• **Data excerpts**:
________________________
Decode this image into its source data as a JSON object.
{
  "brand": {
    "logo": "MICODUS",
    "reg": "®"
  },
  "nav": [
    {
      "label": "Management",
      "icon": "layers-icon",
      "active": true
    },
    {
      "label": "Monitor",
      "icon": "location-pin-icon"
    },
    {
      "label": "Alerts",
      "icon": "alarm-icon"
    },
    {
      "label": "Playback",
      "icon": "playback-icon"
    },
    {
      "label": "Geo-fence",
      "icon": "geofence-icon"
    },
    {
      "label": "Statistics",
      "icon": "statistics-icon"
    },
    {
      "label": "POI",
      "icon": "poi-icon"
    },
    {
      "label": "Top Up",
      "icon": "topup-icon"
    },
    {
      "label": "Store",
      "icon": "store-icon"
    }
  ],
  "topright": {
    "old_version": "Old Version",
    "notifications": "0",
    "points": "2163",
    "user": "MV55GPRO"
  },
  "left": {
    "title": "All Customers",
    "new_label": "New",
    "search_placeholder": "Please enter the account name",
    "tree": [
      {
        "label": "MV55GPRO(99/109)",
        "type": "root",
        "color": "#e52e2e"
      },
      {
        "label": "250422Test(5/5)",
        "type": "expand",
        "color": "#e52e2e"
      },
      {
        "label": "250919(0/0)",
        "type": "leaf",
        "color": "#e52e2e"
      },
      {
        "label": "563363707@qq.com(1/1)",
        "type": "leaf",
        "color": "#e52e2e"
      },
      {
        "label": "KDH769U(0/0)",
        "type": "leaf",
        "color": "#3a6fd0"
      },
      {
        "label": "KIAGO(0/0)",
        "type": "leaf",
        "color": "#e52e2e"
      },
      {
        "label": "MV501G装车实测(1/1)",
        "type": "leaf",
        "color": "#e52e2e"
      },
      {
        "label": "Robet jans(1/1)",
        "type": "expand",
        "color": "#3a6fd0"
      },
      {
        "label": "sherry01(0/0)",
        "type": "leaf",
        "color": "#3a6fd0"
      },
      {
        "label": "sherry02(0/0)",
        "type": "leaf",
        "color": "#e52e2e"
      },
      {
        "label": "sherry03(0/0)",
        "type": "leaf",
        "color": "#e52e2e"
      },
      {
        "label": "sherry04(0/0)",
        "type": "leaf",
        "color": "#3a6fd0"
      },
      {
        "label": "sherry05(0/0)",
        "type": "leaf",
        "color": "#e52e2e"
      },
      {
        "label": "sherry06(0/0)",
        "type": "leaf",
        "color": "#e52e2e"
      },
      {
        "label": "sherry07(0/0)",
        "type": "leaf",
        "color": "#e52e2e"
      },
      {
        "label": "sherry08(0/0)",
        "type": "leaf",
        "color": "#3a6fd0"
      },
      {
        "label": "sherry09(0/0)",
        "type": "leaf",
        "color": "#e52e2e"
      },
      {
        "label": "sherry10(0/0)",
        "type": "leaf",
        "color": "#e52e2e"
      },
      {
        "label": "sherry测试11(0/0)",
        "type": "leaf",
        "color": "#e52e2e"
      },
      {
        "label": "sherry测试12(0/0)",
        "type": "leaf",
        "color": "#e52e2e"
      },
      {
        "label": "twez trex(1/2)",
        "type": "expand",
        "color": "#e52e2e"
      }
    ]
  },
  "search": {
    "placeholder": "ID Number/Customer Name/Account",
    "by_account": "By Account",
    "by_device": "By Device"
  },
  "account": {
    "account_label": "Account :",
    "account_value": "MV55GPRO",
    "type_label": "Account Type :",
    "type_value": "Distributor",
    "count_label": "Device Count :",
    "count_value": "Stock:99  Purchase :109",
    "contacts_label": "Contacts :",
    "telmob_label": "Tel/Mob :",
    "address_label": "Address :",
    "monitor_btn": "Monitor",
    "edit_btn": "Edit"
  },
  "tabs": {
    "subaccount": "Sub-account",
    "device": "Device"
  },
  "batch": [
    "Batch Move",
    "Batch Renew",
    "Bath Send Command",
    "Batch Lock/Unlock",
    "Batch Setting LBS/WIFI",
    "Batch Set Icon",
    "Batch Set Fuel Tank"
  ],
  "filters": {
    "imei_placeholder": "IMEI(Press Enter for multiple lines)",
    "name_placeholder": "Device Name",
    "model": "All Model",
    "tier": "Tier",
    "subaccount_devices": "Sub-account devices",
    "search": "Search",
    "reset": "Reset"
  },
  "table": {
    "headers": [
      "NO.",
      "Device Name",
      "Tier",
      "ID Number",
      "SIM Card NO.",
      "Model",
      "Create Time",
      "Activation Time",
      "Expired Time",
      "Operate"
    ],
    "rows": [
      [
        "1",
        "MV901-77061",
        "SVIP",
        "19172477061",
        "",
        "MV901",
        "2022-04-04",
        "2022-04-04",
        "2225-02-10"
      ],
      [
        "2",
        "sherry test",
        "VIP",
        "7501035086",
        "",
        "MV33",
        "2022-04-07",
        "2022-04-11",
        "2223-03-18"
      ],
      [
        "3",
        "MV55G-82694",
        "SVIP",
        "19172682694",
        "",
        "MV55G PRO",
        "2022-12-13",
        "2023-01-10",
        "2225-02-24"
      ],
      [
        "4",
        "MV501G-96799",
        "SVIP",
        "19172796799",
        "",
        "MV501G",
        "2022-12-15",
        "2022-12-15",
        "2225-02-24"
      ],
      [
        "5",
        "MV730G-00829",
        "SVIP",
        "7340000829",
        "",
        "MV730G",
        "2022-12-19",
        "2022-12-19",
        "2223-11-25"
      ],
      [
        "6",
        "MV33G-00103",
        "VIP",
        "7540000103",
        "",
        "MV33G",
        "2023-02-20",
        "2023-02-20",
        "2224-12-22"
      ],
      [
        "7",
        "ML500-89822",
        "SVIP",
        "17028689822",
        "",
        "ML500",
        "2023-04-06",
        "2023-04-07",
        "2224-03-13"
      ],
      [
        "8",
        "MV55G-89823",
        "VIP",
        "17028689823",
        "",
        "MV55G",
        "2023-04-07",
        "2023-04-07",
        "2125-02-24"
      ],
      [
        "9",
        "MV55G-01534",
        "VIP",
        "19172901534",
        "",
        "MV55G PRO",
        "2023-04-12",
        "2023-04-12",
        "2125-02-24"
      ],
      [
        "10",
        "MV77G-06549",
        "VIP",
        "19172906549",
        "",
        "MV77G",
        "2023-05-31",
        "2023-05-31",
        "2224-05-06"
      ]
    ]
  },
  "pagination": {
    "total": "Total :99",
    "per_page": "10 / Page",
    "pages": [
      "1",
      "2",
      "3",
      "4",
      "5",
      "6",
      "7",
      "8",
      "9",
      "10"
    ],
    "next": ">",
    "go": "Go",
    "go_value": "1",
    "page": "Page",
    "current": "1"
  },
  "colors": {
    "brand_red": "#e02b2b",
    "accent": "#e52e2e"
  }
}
________________________
• **GOAL**:
Repeat the records exactly, including every line.

• **RESULT OF THE TASK**:
Decode this image into its source data as a JSON object.
{
  "brand": {
    "logo": "MICODUS",
    "reg": "®"
  },
  "nav": [
    {
      "label": "Management",
      "icon": "layers-icon",
      "active": true
    },
    {
      "label": "Monitor",
      "icon": "location-pin-icon"
    },
    {
      "label": "Alerts",
      "icon": "alarm-icon"
    },
    {
      "label": "Playback",
      "icon": "playback-icon"
    },
    {
      "label": "Geo-fence",
      "icon": "geofence-icon"
    },
    {
      "label": "Statistics",
      "icon": "statistics-icon"
    },
    {
      "label": "POI",
      "icon": "poi-icon"
    },
    {
      "label": "Top Up",
      "icon": "topup-icon"
    },
    {
      "label": "Store",
      "icon": "store-icon"
    }
  ],
  "topright": {
    "old_version": "Old Version",
    "notifications": "0",
    "points": "2163",
    "user": "MV55GPRO"
  },
  "left": {
    "title": "All Customers",
    "new_label": "New",
    "search_placeholder": "Please enter the account name",
    "tree": [
      {
        "label": "MV55GPRO(99/109)",
        "type": "root",
        "color": "#e52e2e"
      },
      {
        "label": "250422Test(5/5)",
        "type": "expand",
        "color": "#e52e2e"
      },
      {
        "label": "250919(0/0)",
        "type": "leaf",
        "color": "#e52e2e"
      },
      {
        "label": "563363707@qq.com(1/1)",
        "type": "leaf",
        "color": "#e52e2e"
      },
      {
        "label": "KDH769U(0/0)",
        "type": "leaf",
        "color": "#3a6fd0"
      },
      {
        "label": "KIAGO(0/0)",
        "type": "leaf",
        "color": "#e52e2e"
      },
      {
        "label": "MV501G装车实测(1/1)",
        "type": "leaf",
        "color": "#e52e2e"
      },
      {
        "label": "Robet jans(1/1)",
        "type": "expand",
        "color": "#3a6fd0"
      },
      {
        "label": "sherry01(0/0)",
        "type": "leaf",
        "color": "#3a6fd0"
      },
      {
        "label": "sherry02(0/0)",
        "type": "leaf",
        "color": "#e52e2e"
      },
      {
        "label": "sherry03(0/0)",
        "type": "leaf",
        "color": "#e52e2e"
      },
      {
        "label": "sherry04(0/0)",
        "type": "leaf",
        "color": "#3a6fd0"
      },
      {
        "label": "sherry05(0/0)",
        "type": "leaf",
        "color": "#e52e2e"
      },
      {
        "label": "sherry06(0/0)",
        "type": "leaf",
        "color": "#e52e2e"
      },
      {
        "label": "sherry07(0/0)",
        "type": "leaf",
        "color": "#e52e2e"
      },
      {
        "label": "sherry08(0/0)",
        "type": "leaf",
        "color": "#3a6fd0"
      },
      {
        "label": "sherry09(0/0)",
        "type": "leaf",
        "color": "#e52e2e"
      },
      {
        "label": "sherry10(0/0)",
        "type": "leaf",
        "color": "#e52e2e"
      },
      {
        "label": "sherry测试11(0/0)",
        "type": "leaf",
        "color": "#e52e2e"
      },
      {
        "label": "sherry测试12(0/0)",
        "type": "leaf",
        "color": "#e52e2e"
      },
      {
        "label": "twez trex(1/2)",
        "type": "expand",
        "color": "#e52e2e"
      }
    ]
  },
  "search": {
    "placeholder": "ID Number/Customer Name/Account",
    "by_account": "By Account",
    "by_device": "By Device"
  },
  "account": {
    "account_label": "Account :",
    "account_value": "MV55GPRO",
    "type_label": "Account Type :",
    "type_value": "Distributor",
    "count_label": "Device Count :",
    "count_value": "Stock:99  Purchase :109",
    "contacts_label": "Contacts :",
    "telmob_label": "Tel/Mob :",
    "address_label": "Address :",
    "monitor_btn": "Monitor",
    "edit_btn": "Edit"
  },
  "tabs": {
    "subaccount": "Sub-account",
    "device": "Device"
  },
  "batch": [
    "Batch Move",
    "Batch Renew",
    "Bath Send Command",
    "Batch Lock/Unlock",
    "Batch Setting LBS/WIFI",
    "Batch Set Icon",
    "Batch Set Fuel Tank"
  ],
  "filters": {
    "imei_placeholder": "IMEI(Press Enter for multiple lines)",
    "name_placeholder": "Device Name",
    "model": "All Model",
    "tier": "Tier",
    "subaccount_devices": "Sub-account devices",
    "search": "Search",
    "reset": "Reset"
  },
  "table": {
    "headers": [
      "NO.",
      "Device Name",
      "Tier",
      "ID Number",
      "SIM Card NO.",
      "Model",
      "Create Time",
      "Activation Time",
      "Expired Time",
      "Operate"
    ],
    "rows": [
      [
        "1",
        "MV901-77061",
        "SVIP",
        "19172477061",
        "",
        "MV901",
        "2022-04-04",
        "2022-04-04",
        "2225-02-10"
      ],
      [
        "2",
        "sherry test",
        "VIP",
        "7501035086",
        "",
        "MV33",
        "2022-04-07",
        "2022-04-11",
        "2223-03-18"
      ],
      [
        "3",
        "MV55G-82694",
        "SVIP",
        "19172682694",
        "",
        "MV55G PRO",
        "2022-12-13",
        "2023-01-10",
        "2225-02-24"
      ],
      [
        "4",
        "MV501G-96799",
        "SVIP",
        "19172796799",
        "",
        "MV501G",
        "2022-12-15",
        "2022-12-15",
        "2225-02-24"
      ],
      [
        "5",
        "MV730G-00829",
        "SVIP",
        "7340000829",
        "",
        "MV730G",
        "2022-12-19",
        "2022-12-19",
        "2223-11-25"
      ],
      [
        "6",
        "MV33G-00103",
        "VIP",
        "7540000103",
        "",
        "MV33G",
        "2023-02-20",
        "2023-02-20",
        "2224-12-22"
      ],
      [
        "7",
        "ML500-89822",
        "SVIP",
        "17028689822",
        "",
        "ML500",
        "2023-04-06",
        "2023-04-07",
        "2224-03-13"
      ],
      [
        "8",
        "MV55G-89823",
        "VIP",
        "17028689823",
        "",
        "MV55G",
        "2023-04-07",
        "2023-04-07",
        "2125-02-24"
      ],
      [
        "9",
        "MV55G-01534",
        "VIP",
        "19172901534",
        "",
        "MV55G PRO",
        "2023-04-12",
        "2023-04-12",
        "2125-02-24"
      ],
      [
        "10",
        "MV77G-06549",
        "VIP",
        "19172906549",
        "",
        "MV77G",
        "2023-05-31",
        "2023-05-31",
        "2224-05-06"
      ]
    ]
  },
  "pagination": {
    "total": "Total :99",
    "per_page": "10 / Page",
    "pages": [
      "1",
      "2",
      "3",
      "4",
      "5",
      "6",
      "7",
      "8",
      "9",
      "10"
    ],
    "next": ">",
    "go": "Go",
    "go_value": "1",
    "page": "Page",
    "current": "1"
  },
  "colors": {
    "brand_red": "#e02b2b",
    "accent": "#e52e2e"
  }
}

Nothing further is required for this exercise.